§ **Stated goal**: Copy each line of the records that holds the string "xlabel".

§ **Record list**:
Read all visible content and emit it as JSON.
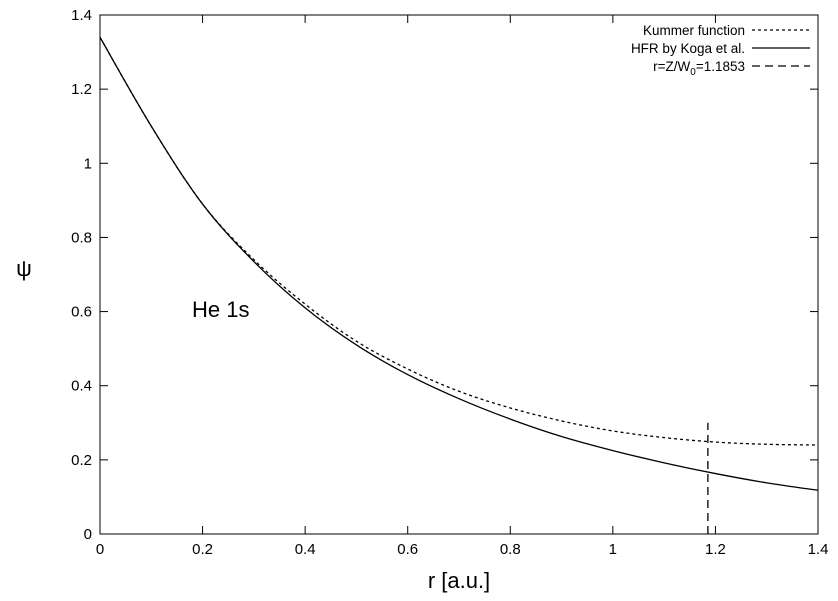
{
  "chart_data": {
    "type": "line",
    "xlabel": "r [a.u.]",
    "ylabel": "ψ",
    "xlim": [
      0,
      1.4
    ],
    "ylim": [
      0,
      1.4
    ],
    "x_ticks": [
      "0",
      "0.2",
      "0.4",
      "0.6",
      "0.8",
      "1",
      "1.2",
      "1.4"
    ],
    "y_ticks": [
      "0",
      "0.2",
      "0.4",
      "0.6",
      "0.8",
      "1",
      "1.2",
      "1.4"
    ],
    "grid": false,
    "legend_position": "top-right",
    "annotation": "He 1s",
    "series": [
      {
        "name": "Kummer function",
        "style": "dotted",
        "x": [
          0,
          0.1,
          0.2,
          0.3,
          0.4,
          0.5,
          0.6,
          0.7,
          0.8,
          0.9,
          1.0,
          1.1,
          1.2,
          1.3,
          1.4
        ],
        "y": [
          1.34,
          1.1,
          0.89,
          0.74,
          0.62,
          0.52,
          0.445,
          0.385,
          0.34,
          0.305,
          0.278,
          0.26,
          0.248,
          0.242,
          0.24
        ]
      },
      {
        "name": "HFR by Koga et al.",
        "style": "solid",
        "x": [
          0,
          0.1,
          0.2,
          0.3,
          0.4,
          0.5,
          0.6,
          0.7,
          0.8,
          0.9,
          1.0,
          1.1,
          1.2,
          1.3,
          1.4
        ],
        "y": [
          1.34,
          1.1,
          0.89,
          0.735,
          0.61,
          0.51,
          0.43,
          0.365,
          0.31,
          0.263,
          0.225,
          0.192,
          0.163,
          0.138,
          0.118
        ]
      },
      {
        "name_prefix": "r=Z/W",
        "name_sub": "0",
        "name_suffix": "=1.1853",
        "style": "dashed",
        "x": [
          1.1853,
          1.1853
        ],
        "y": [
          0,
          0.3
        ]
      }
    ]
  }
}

==

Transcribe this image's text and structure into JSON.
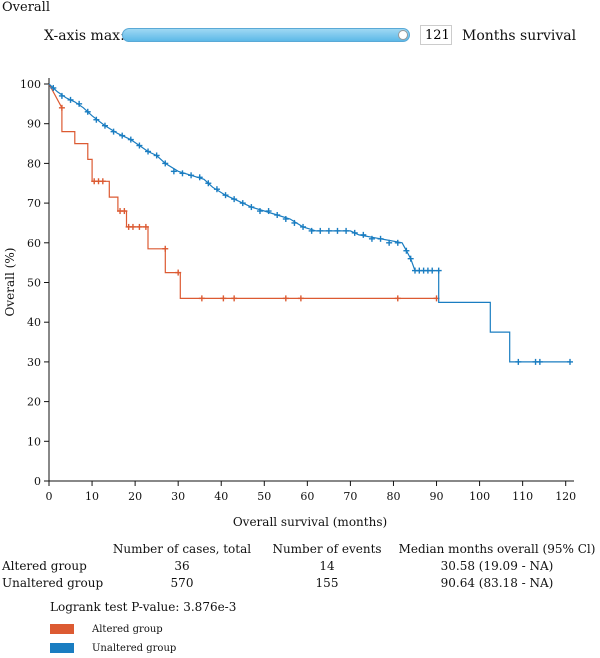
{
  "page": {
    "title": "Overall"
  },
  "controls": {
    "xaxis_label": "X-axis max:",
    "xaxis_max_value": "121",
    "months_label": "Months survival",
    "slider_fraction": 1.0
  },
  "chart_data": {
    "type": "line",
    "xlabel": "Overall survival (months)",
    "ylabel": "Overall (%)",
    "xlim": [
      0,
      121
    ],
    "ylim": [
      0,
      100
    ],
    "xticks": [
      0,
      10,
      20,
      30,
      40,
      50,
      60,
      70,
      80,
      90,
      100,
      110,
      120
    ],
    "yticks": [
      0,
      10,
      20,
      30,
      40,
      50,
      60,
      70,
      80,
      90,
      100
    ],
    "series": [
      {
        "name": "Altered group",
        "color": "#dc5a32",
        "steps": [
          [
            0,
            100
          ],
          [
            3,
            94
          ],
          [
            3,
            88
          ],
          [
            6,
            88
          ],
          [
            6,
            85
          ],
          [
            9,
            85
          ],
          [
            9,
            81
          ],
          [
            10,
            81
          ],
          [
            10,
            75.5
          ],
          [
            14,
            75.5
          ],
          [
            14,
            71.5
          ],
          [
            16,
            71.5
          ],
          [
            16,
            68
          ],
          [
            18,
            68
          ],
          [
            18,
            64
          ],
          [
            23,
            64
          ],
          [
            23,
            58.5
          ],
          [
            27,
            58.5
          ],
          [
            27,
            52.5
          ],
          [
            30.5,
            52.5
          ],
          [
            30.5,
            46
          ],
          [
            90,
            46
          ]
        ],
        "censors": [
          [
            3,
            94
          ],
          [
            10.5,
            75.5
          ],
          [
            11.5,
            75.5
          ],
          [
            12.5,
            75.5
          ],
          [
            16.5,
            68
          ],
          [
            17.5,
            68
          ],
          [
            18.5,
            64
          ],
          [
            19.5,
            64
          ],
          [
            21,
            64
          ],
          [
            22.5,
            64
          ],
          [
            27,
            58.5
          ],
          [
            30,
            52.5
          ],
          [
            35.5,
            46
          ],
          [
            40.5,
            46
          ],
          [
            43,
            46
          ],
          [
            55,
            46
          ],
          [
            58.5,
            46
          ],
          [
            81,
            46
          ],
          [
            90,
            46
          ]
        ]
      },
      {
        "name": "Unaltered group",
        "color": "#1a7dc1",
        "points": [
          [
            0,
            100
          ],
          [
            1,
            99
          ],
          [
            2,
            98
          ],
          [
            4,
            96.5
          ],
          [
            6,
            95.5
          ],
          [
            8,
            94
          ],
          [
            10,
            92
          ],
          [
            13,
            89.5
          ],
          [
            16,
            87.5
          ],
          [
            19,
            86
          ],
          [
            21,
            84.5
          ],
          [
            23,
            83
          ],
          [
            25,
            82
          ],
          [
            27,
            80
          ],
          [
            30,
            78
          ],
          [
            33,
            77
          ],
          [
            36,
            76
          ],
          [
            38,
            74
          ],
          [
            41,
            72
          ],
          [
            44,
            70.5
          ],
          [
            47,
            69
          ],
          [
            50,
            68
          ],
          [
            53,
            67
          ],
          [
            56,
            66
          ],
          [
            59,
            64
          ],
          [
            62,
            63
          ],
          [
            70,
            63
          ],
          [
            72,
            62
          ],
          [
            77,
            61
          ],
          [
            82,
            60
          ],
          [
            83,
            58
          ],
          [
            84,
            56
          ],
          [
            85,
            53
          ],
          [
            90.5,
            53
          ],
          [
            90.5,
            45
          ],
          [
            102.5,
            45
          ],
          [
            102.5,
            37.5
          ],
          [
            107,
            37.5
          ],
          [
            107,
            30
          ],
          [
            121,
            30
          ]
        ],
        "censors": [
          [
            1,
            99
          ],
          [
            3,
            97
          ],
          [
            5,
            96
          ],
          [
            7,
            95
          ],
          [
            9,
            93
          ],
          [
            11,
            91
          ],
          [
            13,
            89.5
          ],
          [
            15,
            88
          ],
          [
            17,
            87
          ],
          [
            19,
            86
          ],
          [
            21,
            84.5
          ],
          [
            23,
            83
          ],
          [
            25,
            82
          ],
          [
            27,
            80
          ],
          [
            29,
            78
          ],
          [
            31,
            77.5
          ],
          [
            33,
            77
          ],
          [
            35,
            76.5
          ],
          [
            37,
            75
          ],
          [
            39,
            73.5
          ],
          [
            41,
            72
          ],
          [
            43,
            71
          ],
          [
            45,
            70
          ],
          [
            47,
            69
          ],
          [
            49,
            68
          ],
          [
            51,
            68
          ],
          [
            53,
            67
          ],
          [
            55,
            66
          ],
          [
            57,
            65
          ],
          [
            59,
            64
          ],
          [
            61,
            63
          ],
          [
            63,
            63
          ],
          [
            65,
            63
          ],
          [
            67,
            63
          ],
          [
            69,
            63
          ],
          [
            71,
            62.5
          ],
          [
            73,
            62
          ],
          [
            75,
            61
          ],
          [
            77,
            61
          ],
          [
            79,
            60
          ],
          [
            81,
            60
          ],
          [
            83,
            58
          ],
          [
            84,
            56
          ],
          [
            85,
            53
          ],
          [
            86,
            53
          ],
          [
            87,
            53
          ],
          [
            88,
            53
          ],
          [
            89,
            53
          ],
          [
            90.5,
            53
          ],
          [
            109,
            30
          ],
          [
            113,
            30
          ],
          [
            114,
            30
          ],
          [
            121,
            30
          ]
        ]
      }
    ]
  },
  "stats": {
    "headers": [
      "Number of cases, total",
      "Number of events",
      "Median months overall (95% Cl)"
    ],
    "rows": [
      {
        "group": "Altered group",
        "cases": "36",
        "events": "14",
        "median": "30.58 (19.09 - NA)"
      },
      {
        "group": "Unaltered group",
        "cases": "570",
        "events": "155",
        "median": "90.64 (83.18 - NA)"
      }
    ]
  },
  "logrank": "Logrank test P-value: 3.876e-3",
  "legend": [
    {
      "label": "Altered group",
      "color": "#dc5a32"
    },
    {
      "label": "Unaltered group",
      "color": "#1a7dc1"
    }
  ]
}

§ **The result**:
    "xlabel": "r [a.u.]",
    "xlabel": "Overall survival (months)",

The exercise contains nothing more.